AIM OF THE TASK —
Examine the entries and show every line in which the word "value" is found.

EXCERPTED RECORDS —
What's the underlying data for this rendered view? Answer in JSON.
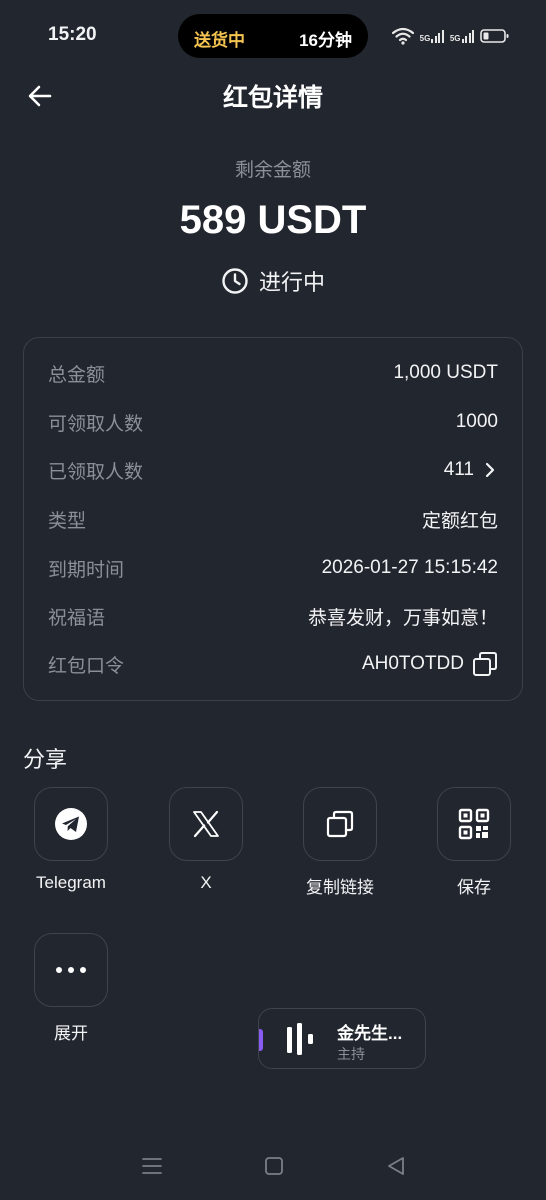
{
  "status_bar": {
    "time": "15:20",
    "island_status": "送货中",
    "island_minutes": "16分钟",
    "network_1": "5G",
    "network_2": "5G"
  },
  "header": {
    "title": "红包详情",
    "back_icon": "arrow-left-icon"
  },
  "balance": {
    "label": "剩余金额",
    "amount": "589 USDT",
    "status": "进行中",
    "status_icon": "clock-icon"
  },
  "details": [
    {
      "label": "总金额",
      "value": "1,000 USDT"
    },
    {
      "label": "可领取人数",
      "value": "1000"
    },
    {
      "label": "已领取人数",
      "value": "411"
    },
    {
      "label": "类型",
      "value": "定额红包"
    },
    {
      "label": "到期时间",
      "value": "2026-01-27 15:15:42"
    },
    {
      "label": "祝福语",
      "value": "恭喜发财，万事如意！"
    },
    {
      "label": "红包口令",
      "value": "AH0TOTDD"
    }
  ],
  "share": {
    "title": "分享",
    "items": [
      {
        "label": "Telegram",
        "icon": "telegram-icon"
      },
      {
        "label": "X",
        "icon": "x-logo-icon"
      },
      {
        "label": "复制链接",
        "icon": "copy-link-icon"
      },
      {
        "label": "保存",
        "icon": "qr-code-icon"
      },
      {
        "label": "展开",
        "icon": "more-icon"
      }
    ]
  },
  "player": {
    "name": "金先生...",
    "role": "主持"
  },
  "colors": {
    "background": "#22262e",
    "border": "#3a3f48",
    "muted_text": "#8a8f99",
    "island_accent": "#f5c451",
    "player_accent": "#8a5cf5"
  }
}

TASK RESULT —
      "value": "1,000 USDT"
      "value": "1000"
      "value": "411"
      "value": "定额红包"
      "value": "2026-01-27 15:15:42"
      "value": "恭喜发财，万事如意！"
      "value": "AH0TOTDD"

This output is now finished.